▸ The problem
Every line of the records must be repeated exactly; pictures stay out.

============================================================

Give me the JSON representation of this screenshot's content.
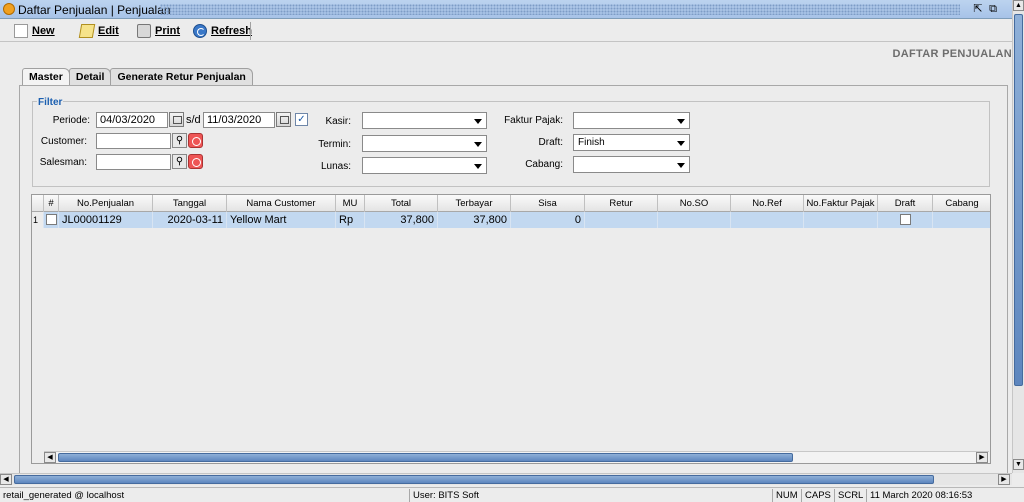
{
  "window": {
    "title": "Daftar Penjualan | Penjualan"
  },
  "toolbar": {
    "new_label": "New",
    "edit_label": "Edit",
    "print_label": "Print",
    "refresh_label": "Refresh"
  },
  "heading": "DAFTAR PENJUALAN",
  "tabs": [
    {
      "label": "Master"
    },
    {
      "label": "Detail"
    },
    {
      "label": "Generate Retur Penjualan"
    }
  ],
  "filter": {
    "legend": "Filter",
    "periode_label": "Periode:",
    "periode_from": "04/03/2020",
    "sd_label": "s/d",
    "periode_to": "11/03/2020",
    "periode_checked": true,
    "customer_label": "Customer:",
    "customer_value": "",
    "salesman_label": "Salesman:",
    "salesman_value": "",
    "kasir_label": "Kasir:",
    "kasir_value": "",
    "termin_label": "Termin:",
    "termin_value": "",
    "lunas_label": "Lunas:",
    "lunas_value": "",
    "faktur_pajak_label": "Faktur Pajak:",
    "faktur_pajak_value": "",
    "draft_label": "Draft:",
    "draft_value": "Finish",
    "cabang_label": "Cabang:",
    "cabang_value": ""
  },
  "table": {
    "columns": [
      "#",
      "No.Penjualan",
      "Tanggal",
      "Nama Customer",
      "MU",
      "Total",
      "Terbayar",
      "Sisa",
      "Retur",
      "No.SO",
      "No.Ref",
      "No.Faktur Pajak",
      "Draft",
      "Cabang"
    ],
    "rows": [
      {
        "row_num": "1",
        "no_penjualan": "JL00001129",
        "tanggal": "2020-03-11",
        "nama_customer": "Yellow Mart",
        "mu": "Rp",
        "total": "37,800",
        "terbayar": "37,800",
        "sisa": "0",
        "retur": "",
        "no_so": "",
        "no_ref": "",
        "no_faktur_pajak": "",
        "draft": false,
        "cabang": ""
      }
    ]
  },
  "statusbar": {
    "connection": "retail_generated @ localhost",
    "user": "User: BITS Soft",
    "num": "NUM",
    "caps": "CAPS",
    "scrl": "SCRL",
    "datetime": "11 March 2020  08:16:53"
  },
  "colors": {
    "selected_row": "#c2d8f0",
    "legend": "#1b5fb0",
    "titlebar": "#bcd3ef"
  }
}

============================================================

▸ Final result
Give me the JSON representation of this screenshot's content.
{
  "window": {
    "title": "Daftar Penjualan | Penjualan"
  },
  "toolbar": {
    "new_label": "New",
    "edit_label": "Edit",
    "print_label": "Print",
    "refresh_label": "Refresh"
  },
  "heading": "DAFTAR PENJUALAN",
  "tabs": [
    {
      "label": "Master"
    },
    {
      "label": "Detail"
    },
    {
      "label": "Generate Retur Penjualan"
    }
  ],
  "filter": {
    "legend": "Filter",
    "periode_label": "Periode:",
    "periode_from": "04/03/2020",
    "sd_label": "s/d",
    "periode_to": "11/03/2020",
    "periode_checked": true,
    "customer_label": "Customer:",
    "customer_value": "",
    "salesman_label": "Salesman:",
    "salesman_value": "",
    "kasir_label": "Kasir:",
    "kasir_value": "",
    "termin_label": "Termin:",
    "termin_value": "",
    "lunas_label": "Lunas:",
    "lunas_value": "",
    "faktur_pajak_label": "Faktur Pajak:",
    "faktur_pajak_value": "",
    "draft_label": "Draft:",
    "draft_value": "Finish",
    "cabang_label": "Cabang:",
    "cabang_value": ""
  },
  "table": {
    "columns": [
      "#",
      "No.Penjualan",
      "Tanggal",
      "Nama Customer",
      "MU",
      "Total",
      "Terbayar",
      "Sisa",
      "Retur",
      "No.SO",
      "No.Ref",
      "No.Faktur Pajak",
      "Draft",
      "Cabang"
    ],
    "rows": [
      {
        "row_num": "1",
        "no_penjualan": "JL00001129",
        "tanggal": "2020-03-11",
        "nama_customer": "Yellow Mart",
        "mu": "Rp",
        "total": "37,800",
        "terbayar": "37,800",
        "sisa": "0",
        "retur": "",
        "no_so": "",
        "no_ref": "",
        "no_faktur_pajak": "",
        "draft": false,
        "cabang": ""
      }
    ]
  },
  "statusbar": {
    "connection": "retail_generated @ localhost",
    "user": "User: BITS Soft",
    "num": "NUM",
    "caps": "CAPS",
    "scrl": "SCRL",
    "datetime": "11 March 2020  08:16:53"
  },
  "colors": {
    "selected_row": "#c2d8f0",
    "legend": "#1b5fb0",
    "titlebar": "#bcd3ef"
  }
}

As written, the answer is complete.